(Stored entries)
────────

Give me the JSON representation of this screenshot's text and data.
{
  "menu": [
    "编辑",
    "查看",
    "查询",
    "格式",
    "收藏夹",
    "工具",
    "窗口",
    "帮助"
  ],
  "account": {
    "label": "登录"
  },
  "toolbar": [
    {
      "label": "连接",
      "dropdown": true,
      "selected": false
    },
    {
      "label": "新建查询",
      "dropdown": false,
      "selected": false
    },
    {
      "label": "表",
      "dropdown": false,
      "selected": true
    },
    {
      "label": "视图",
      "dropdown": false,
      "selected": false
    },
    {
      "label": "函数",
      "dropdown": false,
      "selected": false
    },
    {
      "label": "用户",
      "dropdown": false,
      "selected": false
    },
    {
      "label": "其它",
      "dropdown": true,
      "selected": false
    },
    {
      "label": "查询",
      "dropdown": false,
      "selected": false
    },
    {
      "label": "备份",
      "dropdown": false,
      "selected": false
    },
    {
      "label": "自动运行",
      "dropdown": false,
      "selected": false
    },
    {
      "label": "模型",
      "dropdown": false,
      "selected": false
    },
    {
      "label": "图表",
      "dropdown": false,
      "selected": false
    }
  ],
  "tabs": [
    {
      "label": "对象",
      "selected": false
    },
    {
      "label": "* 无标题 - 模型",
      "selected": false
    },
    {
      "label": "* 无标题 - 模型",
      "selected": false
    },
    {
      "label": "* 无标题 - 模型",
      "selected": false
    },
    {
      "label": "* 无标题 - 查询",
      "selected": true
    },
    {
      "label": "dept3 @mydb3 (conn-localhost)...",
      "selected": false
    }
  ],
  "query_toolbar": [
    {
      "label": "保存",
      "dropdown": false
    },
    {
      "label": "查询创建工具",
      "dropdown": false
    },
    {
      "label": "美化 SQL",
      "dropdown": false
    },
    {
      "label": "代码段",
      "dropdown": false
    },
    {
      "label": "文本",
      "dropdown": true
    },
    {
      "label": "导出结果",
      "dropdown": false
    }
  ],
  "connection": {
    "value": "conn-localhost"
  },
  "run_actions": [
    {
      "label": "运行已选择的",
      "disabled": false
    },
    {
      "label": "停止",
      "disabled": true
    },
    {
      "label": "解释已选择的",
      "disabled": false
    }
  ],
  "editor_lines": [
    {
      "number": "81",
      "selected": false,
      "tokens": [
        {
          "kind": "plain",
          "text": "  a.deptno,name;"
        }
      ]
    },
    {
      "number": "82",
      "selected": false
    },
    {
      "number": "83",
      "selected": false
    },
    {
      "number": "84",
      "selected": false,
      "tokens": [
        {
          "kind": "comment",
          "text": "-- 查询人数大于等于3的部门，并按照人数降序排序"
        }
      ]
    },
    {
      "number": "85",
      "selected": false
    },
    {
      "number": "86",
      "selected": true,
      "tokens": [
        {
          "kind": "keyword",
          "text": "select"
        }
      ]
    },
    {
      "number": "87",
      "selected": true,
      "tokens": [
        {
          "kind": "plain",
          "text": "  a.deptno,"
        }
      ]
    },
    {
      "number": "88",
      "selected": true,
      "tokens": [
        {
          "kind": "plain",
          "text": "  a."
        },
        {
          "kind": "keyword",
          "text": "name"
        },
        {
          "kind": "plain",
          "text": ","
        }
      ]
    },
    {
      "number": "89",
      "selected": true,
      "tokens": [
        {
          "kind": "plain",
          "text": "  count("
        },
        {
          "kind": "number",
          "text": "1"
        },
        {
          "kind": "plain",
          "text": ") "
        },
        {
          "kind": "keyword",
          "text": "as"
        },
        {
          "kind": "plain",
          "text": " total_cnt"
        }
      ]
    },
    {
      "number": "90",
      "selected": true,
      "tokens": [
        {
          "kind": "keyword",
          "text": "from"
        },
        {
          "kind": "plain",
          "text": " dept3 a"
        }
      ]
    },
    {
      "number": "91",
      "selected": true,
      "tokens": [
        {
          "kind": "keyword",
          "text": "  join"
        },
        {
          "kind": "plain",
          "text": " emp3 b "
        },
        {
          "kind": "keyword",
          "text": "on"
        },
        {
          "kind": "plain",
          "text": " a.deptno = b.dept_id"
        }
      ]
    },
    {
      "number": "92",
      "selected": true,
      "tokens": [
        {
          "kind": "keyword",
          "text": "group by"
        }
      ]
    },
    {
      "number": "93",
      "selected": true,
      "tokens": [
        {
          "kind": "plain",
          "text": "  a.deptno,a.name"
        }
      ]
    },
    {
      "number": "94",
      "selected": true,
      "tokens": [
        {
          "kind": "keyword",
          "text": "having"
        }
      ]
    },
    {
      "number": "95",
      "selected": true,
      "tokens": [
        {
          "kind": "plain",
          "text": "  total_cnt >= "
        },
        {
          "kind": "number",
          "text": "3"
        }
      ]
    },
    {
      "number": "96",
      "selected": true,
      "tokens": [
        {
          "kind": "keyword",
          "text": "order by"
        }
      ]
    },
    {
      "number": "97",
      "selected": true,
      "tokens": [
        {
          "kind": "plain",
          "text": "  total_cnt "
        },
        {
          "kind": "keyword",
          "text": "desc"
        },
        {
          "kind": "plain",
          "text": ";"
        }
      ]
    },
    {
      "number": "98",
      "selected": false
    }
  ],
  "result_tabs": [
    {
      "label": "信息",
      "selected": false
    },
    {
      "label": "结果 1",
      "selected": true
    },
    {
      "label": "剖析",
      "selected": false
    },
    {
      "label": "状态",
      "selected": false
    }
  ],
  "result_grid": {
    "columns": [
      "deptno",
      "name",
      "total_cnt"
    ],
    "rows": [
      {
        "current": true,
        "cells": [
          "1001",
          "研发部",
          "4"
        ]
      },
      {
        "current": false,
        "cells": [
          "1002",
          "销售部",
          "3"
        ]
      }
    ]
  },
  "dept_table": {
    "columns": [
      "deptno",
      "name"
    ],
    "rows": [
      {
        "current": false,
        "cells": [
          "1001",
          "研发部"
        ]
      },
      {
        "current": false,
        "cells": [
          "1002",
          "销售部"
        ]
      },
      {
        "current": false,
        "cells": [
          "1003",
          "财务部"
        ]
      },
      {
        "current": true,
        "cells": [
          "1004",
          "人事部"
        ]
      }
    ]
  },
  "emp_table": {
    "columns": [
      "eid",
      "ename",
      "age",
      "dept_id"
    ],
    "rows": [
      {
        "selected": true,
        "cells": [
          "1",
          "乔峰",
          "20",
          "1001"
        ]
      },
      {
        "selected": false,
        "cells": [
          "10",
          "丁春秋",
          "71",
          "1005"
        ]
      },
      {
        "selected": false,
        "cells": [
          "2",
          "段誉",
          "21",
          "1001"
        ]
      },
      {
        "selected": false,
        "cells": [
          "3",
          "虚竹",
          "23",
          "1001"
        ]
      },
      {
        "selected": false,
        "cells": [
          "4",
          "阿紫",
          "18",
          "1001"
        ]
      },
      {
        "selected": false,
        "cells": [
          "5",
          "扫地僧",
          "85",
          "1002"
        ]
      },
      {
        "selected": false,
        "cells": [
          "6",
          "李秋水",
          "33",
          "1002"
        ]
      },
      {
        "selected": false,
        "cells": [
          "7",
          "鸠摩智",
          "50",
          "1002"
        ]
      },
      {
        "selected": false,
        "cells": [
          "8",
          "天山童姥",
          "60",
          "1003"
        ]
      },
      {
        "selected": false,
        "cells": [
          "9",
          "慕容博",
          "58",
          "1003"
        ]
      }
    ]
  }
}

────────

Please copy out each record, character for character.

Give me the JSON representation of this screenshot's text and data.
{
  "menu": [
    "编辑",
    "查看",
    "查询",
    "格式",
    "收藏夹",
    "工具",
    "窗口",
    "帮助"
  ],
  "account": {
    "label": "登录"
  },
  "toolbar": [
    {
      "label": "连接",
      "dropdown": true,
      "selected": false
    },
    {
      "label": "新建查询",
      "dropdown": false,
      "selected": false
    },
    {
      "label": "表",
      "dropdown": false,
      "selected": true
    },
    {
      "label": "视图",
      "dropdown": false,
      "selected": false
    },
    {
      "label": "函数",
      "dropdown": false,
      "selected": false
    },
    {
      "label": "用户",
      "dropdown": false,
      "selected": false
    },
    {
      "label": "其它",
      "dropdown": true,
      "selected": false
    },
    {
      "label": "查询",
      "dropdown": false,
      "selected": false
    },
    {
      "label": "备份",
      "dropdown": false,
      "selected": false
    },
    {
      "label": "自动运行",
      "dropdown": false,
      "selected": false
    },
    {
      "label": "模型",
      "dropdown": false,
      "selected": false
    },
    {
      "label": "图表",
      "dropdown": false,
      "selected": false
    }
  ],
  "tabs": [
    {
      "label": "对象",
      "selected": false
    },
    {
      "label": "* 无标题 - 模型",
      "selected": false
    },
    {
      "label": "* 无标题 - 模型",
      "selected": false
    },
    {
      "label": "* 无标题 - 模型",
      "selected": false
    },
    {
      "label": "* 无标题 - 查询",
      "selected": true
    },
    {
      "label": "dept3 @mydb3 (conn-localhost)...",
      "selected": false
    }
  ],
  "query_toolbar": [
    {
      "label": "保存",
      "dropdown": false
    },
    {
      "label": "查询创建工具",
      "dropdown": false
    },
    {
      "label": "美化 SQL",
      "dropdown": false
    },
    {
      "label": "代码段",
      "dropdown": false
    },
    {
      "label": "文本",
      "dropdown": true
    },
    {
      "label": "导出结果",
      "dropdown": false
    }
  ],
  "connection": {
    "value": "conn-localhost"
  },
  "run_actions": [
    {
      "label": "运行已选择的",
      "disabled": false
    },
    {
      "label": "停止",
      "disabled": true
    },
    {
      "label": "解释已选择的",
      "disabled": false
    }
  ],
  "editor_lines": [
    {
      "number": "81",
      "selected": false,
      "tokens": [
        {
          "kind": "plain",
          "text": "  a.deptno,name;"
        }
      ]
    },
    {
      "number": "82",
      "selected": false
    },
    {
      "number": "83",
      "selected": false
    },
    {
      "number": "84",
      "selected": false,
      "tokens": [
        {
          "kind": "comment",
          "text": "-- 查询人数大于等于3的部门，并按照人数降序排序"
        }
      ]
    },
    {
      "number": "85",
      "selected": false
    },
    {
      "number": "86",
      "selected": true,
      "tokens": [
        {
          "kind": "keyword",
          "text": "select"
        }
      ]
    },
    {
      "number": "87",
      "selected": true,
      "tokens": [
        {
          "kind": "plain",
          "text": "  a.deptno,"
        }
      ]
    },
    {
      "number": "88",
      "selected": true,
      "tokens": [
        {
          "kind": "plain",
          "text": "  a."
        },
        {
          "kind": "keyword",
          "text": "name"
        },
        {
          "kind": "plain",
          "text": ","
        }
      ]
    },
    {
      "number": "89",
      "selected": true,
      "tokens": [
        {
          "kind": "plain",
          "text": "  count("
        },
        {
          "kind": "number",
          "text": "1"
        },
        {
          "kind": "plain",
          "text": ") "
        },
        {
          "kind": "keyword",
          "text": "as"
        },
        {
          "kind": "plain",
          "text": " total_cnt"
        }
      ]
    },
    {
      "number": "90",
      "selected": true,
      "tokens": [
        {
          "kind": "keyword",
          "text": "from"
        },
        {
          "kind": "plain",
          "text": " dept3 a"
        }
      ]
    },
    {
      "number": "91",
      "selected": true,
      "tokens": [
        {
          "kind": "keyword",
          "text": "  join"
        },
        {
          "kind": "plain",
          "text": " emp3 b "
        },
        {
          "kind": "keyword",
          "text": "on"
        },
        {
          "kind": "plain",
          "text": " a.deptno = b.dept_id"
        }
      ]
    },
    {
      "number": "92",
      "selected": true,
      "tokens": [
        {
          "kind": "keyword",
          "text": "group by"
        }
      ]
    },
    {
      "number": "93",
      "selected": true,
      "tokens": [
        {
          "kind": "plain",
          "text": "  a.deptno,a.name"
        }
      ]
    },
    {
      "number": "94",
      "selected": true,
      "tokens": [
        {
          "kind": "keyword",
          "text": "having"
        }
      ]
    },
    {
      "number": "95",
      "selected": true,
      "tokens": [
        {
          "kind": "plain",
          "text": "  total_cnt >= "
        },
        {
          "kind": "number",
          "text": "3"
        }
      ]
    },
    {
      "number": "96",
      "selected": true,
      "tokens": [
        {
          "kind": "keyword",
          "text": "order by"
        }
      ]
    },
    {
      "number": "97",
      "selected": true,
      "tokens": [
        {
          "kind": "plain",
          "text": "  total_cnt "
        },
        {
          "kind": "keyword",
          "text": "desc"
        },
        {
          "kind": "plain",
          "text": ";"
        }
      ]
    },
    {
      "number": "98",
      "selected": false
    }
  ],
  "result_tabs": [
    {
      "label": "信息",
      "selected": false
    },
    {
      "label": "结果 1",
      "selected": true
    },
    {
      "label": "剖析",
      "selected": false
    },
    {
      "label": "状态",
      "selected": false
    }
  ],
  "result_grid": {
    "columns": [
      "deptno",
      "name",
      "total_cnt"
    ],
    "rows": [
      {
        "current": true,
        "cells": [
          "1001",
          "研发部",
          "4"
        ]
      },
      {
        "current": false,
        "cells": [
          "1002",
          "销售部",
          "3"
        ]
      }
    ]
  },
  "dept_table": {
    "columns": [
      "deptno",
      "name"
    ],
    "rows": [
      {
        "current": false,
        "cells": [
          "1001",
          "研发部"
        ]
      },
      {
        "current": false,
        "cells": [
          "1002",
          "销售部"
        ]
      },
      {
        "current": false,
        "cells": [
          "1003",
          "财务部"
        ]
      },
      {
        "current": true,
        "cells": [
          "1004",
          "人事部"
        ]
      }
    ]
  },
  "emp_table": {
    "columns": [
      "eid",
      "ename",
      "age",
      "dept_id"
    ],
    "rows": [
      {
        "selected": true,
        "cells": [
          "1",
          "乔峰",
          "20",
          "1001"
        ]
      },
      {
        "selected": false,
        "cells": [
          "10",
          "丁春秋",
          "71",
          "1005"
        ]
      },
      {
        "selected": false,
        "cells": [
          "2",
          "段誉",
          "21",
          "1001"
        ]
      },
      {
        "selected": false,
        "cells": [
          "3",
          "虚竹",
          "23",
          "1001"
        ]
      },
      {
        "selected": false,
        "cells": [
          "4",
          "阿紫",
          "18",
          "1001"
        ]
      },
      {
        "selected": false,
        "cells": [
          "5",
          "扫地僧",
          "85",
          "1002"
        ]
      },
      {
        "selected": false,
        "cells": [
          "6",
          "李秋水",
          "33",
          "1002"
        ]
      },
      {
        "selected": false,
        "cells": [
          "7",
          "鸠摩智",
          "50",
          "1002"
        ]
      },
      {
        "selected": false,
        "cells": [
          "8",
          "天山童姥",
          "60",
          "1003"
        ]
      },
      {
        "selected": false,
        "cells": [
          "9",
          "慕容博",
          "58",
          "1003"
        ]
      }
    ]
  }
}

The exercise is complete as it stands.